-- WORK TASK --
Search the data for "Global". Return each matching line.

Records drawn from a dataset:
────

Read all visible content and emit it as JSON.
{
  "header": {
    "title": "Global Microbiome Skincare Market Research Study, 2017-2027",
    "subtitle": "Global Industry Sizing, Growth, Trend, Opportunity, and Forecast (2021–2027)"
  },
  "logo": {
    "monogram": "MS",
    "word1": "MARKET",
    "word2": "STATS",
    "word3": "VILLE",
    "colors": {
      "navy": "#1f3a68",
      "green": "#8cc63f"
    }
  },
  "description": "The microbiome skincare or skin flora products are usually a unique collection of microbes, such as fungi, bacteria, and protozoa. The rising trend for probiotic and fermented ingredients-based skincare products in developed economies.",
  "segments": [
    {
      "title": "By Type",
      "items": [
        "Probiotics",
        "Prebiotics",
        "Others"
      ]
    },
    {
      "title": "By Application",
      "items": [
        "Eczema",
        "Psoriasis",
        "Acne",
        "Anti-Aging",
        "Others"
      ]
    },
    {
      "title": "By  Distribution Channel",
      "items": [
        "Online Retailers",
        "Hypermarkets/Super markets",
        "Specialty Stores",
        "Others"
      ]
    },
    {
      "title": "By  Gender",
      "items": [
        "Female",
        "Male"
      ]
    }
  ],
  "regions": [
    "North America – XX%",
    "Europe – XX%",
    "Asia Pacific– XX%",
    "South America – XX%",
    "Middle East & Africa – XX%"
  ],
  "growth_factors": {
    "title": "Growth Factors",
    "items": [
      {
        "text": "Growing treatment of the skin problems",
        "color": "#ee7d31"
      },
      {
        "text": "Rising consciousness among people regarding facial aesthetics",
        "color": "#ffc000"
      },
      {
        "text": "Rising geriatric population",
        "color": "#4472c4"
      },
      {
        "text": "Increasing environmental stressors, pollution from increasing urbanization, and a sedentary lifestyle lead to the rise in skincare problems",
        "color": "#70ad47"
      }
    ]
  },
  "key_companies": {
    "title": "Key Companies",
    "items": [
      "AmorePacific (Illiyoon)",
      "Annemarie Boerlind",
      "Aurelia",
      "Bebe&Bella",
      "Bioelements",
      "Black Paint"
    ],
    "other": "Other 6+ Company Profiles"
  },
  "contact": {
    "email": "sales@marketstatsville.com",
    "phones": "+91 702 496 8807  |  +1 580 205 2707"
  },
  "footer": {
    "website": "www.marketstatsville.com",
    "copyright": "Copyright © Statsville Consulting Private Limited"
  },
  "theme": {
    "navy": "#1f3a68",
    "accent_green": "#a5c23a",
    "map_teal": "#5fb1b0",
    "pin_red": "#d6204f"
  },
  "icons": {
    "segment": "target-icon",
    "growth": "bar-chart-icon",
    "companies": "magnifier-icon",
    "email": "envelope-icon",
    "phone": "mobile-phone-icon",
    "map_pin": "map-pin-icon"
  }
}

────

-- TASK ANSWER --
    "title": "Global Microbiome Skincare Market Research Study, 2017-2027",
    "subtitle": "Global Industry Sizing, Growth, Trend, Opportunity, and Forecast (2021–2027)"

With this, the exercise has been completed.